BEGIN MATERIAL PROVIDED

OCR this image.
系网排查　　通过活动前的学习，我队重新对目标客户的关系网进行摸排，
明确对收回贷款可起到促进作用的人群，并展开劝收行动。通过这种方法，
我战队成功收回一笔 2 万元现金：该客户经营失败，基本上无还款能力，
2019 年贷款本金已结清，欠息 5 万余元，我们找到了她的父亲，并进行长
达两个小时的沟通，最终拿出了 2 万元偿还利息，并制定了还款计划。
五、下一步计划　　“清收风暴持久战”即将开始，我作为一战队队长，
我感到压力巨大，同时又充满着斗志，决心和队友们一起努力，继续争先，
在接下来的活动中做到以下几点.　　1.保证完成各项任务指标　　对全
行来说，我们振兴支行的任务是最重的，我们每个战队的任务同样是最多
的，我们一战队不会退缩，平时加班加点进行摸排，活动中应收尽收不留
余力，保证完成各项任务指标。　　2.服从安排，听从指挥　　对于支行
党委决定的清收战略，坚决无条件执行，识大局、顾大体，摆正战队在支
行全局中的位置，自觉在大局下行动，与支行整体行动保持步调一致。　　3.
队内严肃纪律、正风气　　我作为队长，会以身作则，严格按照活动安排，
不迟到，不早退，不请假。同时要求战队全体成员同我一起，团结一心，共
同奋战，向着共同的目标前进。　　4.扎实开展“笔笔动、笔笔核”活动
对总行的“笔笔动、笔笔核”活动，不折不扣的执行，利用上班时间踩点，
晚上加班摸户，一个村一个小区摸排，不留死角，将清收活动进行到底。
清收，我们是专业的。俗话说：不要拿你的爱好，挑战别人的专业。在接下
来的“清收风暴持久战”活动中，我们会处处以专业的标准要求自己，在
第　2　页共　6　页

END MATERIAL PROVIDED

▶ [JOB]:
From the listing above, collect each line in which the string "清收风暴持久战" appears.

▶ [WRITTEN ANSWER]:
五、下一步计划　　“清收风暴持久战”即将开始，我作为一战队队长，
来的“清收风暴持久战”活动中，我们会处处以专业的标准要求自己，在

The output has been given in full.